ENTRIES SHOWN:
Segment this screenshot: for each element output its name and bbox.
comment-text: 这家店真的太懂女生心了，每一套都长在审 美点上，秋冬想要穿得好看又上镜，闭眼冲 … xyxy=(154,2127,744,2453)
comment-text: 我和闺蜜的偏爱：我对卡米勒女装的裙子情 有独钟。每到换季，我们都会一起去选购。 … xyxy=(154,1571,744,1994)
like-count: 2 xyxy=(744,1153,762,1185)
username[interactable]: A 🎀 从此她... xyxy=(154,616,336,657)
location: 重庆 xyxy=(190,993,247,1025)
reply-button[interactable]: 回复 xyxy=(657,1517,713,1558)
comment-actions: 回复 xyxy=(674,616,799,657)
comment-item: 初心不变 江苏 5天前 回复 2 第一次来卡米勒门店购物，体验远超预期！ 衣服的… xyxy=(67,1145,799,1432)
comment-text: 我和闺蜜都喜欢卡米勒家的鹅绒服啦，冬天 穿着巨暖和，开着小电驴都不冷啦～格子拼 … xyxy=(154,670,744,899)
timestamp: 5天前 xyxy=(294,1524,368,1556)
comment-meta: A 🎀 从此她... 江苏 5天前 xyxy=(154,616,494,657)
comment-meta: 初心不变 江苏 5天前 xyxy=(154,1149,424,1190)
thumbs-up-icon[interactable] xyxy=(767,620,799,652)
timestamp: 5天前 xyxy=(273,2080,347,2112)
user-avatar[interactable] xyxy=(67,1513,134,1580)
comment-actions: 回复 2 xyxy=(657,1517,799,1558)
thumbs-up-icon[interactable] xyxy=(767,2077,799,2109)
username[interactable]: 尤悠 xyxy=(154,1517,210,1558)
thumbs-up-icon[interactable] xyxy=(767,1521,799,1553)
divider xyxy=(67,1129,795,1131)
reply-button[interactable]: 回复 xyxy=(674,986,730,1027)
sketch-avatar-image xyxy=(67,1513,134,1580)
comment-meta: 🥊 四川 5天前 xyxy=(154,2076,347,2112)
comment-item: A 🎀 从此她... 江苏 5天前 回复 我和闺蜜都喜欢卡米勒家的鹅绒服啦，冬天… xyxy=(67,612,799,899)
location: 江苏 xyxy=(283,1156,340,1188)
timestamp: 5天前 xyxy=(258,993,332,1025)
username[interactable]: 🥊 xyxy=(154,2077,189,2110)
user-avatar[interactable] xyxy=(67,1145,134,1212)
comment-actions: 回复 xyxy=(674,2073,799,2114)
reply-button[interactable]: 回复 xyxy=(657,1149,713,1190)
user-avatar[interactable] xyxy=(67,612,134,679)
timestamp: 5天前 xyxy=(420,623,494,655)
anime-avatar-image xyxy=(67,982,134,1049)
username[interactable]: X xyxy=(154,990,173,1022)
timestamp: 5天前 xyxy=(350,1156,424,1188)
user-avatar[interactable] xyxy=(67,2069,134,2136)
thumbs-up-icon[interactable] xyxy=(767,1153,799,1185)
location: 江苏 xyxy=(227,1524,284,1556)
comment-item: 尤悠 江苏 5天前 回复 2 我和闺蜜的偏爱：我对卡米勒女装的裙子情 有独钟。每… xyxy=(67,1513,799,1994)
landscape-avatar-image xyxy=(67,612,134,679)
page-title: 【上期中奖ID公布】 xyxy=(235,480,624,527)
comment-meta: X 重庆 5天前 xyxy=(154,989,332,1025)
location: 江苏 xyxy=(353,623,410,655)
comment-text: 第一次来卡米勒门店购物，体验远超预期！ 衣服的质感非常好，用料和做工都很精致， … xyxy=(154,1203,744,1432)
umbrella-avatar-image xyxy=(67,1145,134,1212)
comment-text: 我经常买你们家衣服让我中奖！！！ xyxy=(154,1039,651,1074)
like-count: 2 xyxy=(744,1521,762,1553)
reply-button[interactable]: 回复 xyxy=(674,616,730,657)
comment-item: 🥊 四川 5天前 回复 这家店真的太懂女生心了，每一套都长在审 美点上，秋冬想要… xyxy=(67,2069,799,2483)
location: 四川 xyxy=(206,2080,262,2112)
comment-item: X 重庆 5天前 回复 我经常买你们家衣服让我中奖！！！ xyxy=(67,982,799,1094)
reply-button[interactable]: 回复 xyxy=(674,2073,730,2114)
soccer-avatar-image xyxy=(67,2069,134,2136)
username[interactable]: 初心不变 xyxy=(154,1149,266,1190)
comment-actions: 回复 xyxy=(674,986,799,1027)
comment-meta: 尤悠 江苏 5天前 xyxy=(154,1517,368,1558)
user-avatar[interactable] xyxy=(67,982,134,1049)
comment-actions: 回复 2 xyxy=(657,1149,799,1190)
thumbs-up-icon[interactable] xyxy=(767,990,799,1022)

WRITTEN REQUEST: Edit the listing above by changing every "thumbs-up-icon" to "like-icon", and leave everything else as it is.

ANSWER TO THE PROBLEM:
Segment this screenshot: for each element output its name and bbox.
comment-text: 这家店真的太懂女生心了，每一套都长在审 美点上，秋冬想要穿得好看又上镜，闭眼冲 … xyxy=(154,2127,744,2453)
comment-text: 我和闺蜜的偏爱：我对卡米勒女装的裙子情 有独钟。每到换季，我们都会一起去选购。 … xyxy=(154,1571,744,1994)
like-count: 2 xyxy=(744,1153,762,1185)
username[interactable]: A 🎀 从此她... xyxy=(154,616,336,657)
location: 重庆 xyxy=(190,993,247,1025)
reply-button[interactable]: 回复 xyxy=(657,1517,713,1558)
comment-actions: 回复 xyxy=(674,616,799,657)
comment-item: 初心不变 江苏 5天前 回复 2 第一次来卡米勒门店购物，体验远超预期！ 衣服的… xyxy=(67,1145,799,1432)
comment-text: 我和闺蜜都喜欢卡米勒家的鹅绒服啦，冬天 穿着巨暖和，开着小电驴都不冷啦～格子拼 … xyxy=(154,670,744,899)
timestamp: 5天前 xyxy=(294,1524,368,1556)
comment-meta: A 🎀 从此她... 江苏 5天前 xyxy=(154,616,494,657)
comment-meta: 初心不变 江苏 5天前 xyxy=(154,1149,424,1190)
like-icon[interactable] xyxy=(767,620,799,652)
timestamp: 5天前 xyxy=(273,2080,347,2112)
user-avatar[interactable] xyxy=(67,1513,134,1580)
comment-actions: 回复 2 xyxy=(657,1517,799,1558)
like-icon[interactable] xyxy=(767,2077,799,2109)
username[interactable]: 尤悠 xyxy=(154,1517,210,1558)
like-icon[interactable] xyxy=(767,1521,799,1553)
divider xyxy=(67,1129,795,1131)
reply-button[interactable]: 回复 xyxy=(674,986,730,1027)
sketch-avatar-image xyxy=(67,1513,134,1580)
comment-meta: 🥊 四川 5天前 xyxy=(154,2076,347,2112)
comment-item: A 🎀 从此她... 江苏 5天前 回复 我和闺蜜都喜欢卡米勒家的鹅绒服啦，冬天… xyxy=(67,612,799,899)
location: 江苏 xyxy=(283,1156,340,1188)
timestamp: 5天前 xyxy=(258,993,332,1025)
username[interactable]: 🥊 xyxy=(154,2077,189,2110)
user-avatar[interactable] xyxy=(67,1145,134,1212)
comment-actions: 回复 xyxy=(674,2073,799,2114)
reply-button[interactable]: 回复 xyxy=(657,1149,713,1190)
user-avatar[interactable] xyxy=(67,612,134,679)
timestamp: 5天前 xyxy=(420,623,494,655)
anime-avatar-image xyxy=(67,982,134,1049)
username[interactable]: X xyxy=(154,990,173,1022)
timestamp: 5天前 xyxy=(350,1156,424,1188)
user-avatar[interactable] xyxy=(67,2069,134,2136)
like-icon[interactable] xyxy=(767,1153,799,1185)
location: 江苏 xyxy=(227,1524,284,1556)
comment-item: 尤悠 江苏 5天前 回复 2 我和闺蜜的偏爱：我对卡米勒女装的裙子情 有独钟。每… xyxy=(67,1513,799,1994)
landscape-avatar-image xyxy=(67,612,134,679)
page-title: 【上期中奖ID公布】 xyxy=(235,480,624,527)
comment-meta: X 重庆 5天前 xyxy=(154,989,332,1025)
location: 江苏 xyxy=(353,623,410,655)
comment-text: 第一次来卡米勒门店购物，体验远超预期！ 衣服的质感非常好，用料和做工都很精致， … xyxy=(154,1203,744,1432)
umbrella-avatar-image xyxy=(67,1145,134,1212)
comment-text: 我经常买你们家衣服让我中奖！！！ xyxy=(154,1039,651,1074)
like-count: 2 xyxy=(744,1521,762,1553)
reply-button[interactable]: 回复 xyxy=(674,616,730,657)
comment-item: 🥊 四川 5天前 回复 这家店真的太懂女生心了，每一套都长在审 美点上，秋冬想要… xyxy=(67,2069,799,2483)
location: 四川 xyxy=(206,2080,262,2112)
comment-item: X 重庆 5天前 回复 我经常买你们家衣服让我中奖！！！ xyxy=(67,982,799,1094)
reply-button[interactable]: 回复 xyxy=(674,2073,730,2114)
soccer-avatar-image xyxy=(67,2069,134,2136)
username[interactable]: 初心不变 xyxy=(154,1149,266,1190)
comment-actions: 回复 xyxy=(674,986,799,1027)
comment-meta: 尤悠 江苏 5天前 xyxy=(154,1517,368,1558)
user-avatar[interactable] xyxy=(67,982,134,1049)
comment-actions: 回复 2 xyxy=(657,1149,799,1190)
like-icon[interactable] xyxy=(767,990,799,1022)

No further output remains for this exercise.